═════ TASK DATA

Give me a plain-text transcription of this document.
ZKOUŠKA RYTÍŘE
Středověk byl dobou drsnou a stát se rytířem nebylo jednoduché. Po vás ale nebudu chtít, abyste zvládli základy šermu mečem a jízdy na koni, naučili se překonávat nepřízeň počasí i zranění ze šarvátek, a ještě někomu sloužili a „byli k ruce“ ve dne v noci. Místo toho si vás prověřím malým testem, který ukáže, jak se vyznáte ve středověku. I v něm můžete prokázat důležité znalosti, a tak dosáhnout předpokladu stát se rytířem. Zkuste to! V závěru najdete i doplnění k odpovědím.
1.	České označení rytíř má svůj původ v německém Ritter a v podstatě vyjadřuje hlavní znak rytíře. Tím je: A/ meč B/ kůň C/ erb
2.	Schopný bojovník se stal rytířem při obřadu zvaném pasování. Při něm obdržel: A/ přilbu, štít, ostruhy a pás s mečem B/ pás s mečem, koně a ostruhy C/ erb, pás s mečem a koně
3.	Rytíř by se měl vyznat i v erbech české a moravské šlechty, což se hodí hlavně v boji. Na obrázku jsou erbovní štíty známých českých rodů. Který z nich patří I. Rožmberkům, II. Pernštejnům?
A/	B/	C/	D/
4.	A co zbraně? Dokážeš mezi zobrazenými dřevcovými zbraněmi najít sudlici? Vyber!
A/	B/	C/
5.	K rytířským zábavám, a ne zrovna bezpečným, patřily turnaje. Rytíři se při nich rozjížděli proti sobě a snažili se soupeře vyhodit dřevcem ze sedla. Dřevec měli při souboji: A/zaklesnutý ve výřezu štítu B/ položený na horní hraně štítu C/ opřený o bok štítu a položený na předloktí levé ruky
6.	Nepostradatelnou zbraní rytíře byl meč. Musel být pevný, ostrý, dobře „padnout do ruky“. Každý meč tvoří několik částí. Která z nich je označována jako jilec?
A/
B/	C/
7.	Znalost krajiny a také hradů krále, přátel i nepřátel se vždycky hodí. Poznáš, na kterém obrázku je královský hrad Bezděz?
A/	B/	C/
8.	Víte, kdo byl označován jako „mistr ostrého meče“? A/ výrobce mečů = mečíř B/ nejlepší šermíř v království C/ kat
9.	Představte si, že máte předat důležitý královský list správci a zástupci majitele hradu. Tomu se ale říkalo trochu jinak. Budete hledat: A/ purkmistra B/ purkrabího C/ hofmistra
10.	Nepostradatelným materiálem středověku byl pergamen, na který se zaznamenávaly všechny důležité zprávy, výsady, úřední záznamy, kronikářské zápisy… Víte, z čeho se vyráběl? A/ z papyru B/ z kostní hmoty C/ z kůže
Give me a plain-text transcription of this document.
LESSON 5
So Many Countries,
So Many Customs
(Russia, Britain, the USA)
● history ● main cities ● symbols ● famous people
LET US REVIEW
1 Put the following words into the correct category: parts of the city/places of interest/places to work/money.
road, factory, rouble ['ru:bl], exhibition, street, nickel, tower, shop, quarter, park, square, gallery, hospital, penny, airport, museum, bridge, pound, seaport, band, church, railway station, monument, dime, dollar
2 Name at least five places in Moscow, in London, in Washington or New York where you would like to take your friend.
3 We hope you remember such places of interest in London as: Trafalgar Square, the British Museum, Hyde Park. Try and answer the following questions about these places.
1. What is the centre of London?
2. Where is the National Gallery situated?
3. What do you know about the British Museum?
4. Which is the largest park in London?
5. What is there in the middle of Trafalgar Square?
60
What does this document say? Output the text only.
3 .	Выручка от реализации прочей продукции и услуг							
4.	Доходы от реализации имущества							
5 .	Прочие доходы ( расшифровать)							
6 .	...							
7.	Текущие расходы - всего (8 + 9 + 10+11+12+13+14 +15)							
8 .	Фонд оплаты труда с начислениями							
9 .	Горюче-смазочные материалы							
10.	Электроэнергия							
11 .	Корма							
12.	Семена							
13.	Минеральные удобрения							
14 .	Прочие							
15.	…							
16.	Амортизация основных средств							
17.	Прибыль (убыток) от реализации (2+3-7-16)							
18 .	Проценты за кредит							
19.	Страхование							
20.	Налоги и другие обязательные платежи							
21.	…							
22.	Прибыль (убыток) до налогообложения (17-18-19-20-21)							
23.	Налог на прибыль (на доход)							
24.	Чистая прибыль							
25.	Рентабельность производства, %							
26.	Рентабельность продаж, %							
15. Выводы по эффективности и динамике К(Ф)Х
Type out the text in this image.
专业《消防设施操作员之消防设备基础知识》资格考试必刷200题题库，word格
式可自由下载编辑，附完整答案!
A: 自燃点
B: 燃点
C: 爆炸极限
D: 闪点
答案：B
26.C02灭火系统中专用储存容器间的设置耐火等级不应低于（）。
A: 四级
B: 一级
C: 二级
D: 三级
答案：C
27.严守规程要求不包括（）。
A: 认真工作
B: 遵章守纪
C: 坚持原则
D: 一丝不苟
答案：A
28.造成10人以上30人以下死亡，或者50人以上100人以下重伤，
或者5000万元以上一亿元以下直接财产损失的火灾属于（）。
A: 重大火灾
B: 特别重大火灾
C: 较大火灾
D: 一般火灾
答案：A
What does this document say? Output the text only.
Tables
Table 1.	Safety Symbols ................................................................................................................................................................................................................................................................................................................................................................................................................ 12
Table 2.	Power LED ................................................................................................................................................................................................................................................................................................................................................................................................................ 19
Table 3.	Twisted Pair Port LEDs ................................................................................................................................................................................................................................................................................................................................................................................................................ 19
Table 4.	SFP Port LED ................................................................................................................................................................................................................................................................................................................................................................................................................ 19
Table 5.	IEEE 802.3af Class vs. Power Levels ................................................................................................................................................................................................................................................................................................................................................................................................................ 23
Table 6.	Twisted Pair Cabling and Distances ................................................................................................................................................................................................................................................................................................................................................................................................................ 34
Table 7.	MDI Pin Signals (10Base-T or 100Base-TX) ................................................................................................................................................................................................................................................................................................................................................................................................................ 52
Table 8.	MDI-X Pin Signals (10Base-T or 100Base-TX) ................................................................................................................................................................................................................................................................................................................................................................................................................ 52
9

══════════

### EXERCISE BRIEF
Only lines with the string "středověku" belong in your answer; copy each one.

### RESULT
Středověk byl dobou drsnou a stát se rytířem nebylo jednoduché. Po vás ale nebudu chtít, abyste zvládli základy šermu mečem a jízdy na koni, naučili se překonávat nepřízeň počasí i zranění ze šarvátek, a ještě někomu sloužili a „byli k ruce“ ve dne v noci. Místo toho si vás prověřím malým testem, který ukáže, jak se vyznáte ve středověku. I v něm můžete prokázat důležité znalosti, a tak dosáhnout předpokladu stát se rytířem. Zkuste to! V závěru najdete i doplnění k odpovědím.
10.	Nepostradatelným materiálem středověku byl pergamen, na který se zaznamenávaly všechny důležité zprávy, výsady, úřední záznamy, kronikářské zápisy… Víte, z čeho se vyráběl? A/ z papyru B/ z kostní hmoty C/ z kůže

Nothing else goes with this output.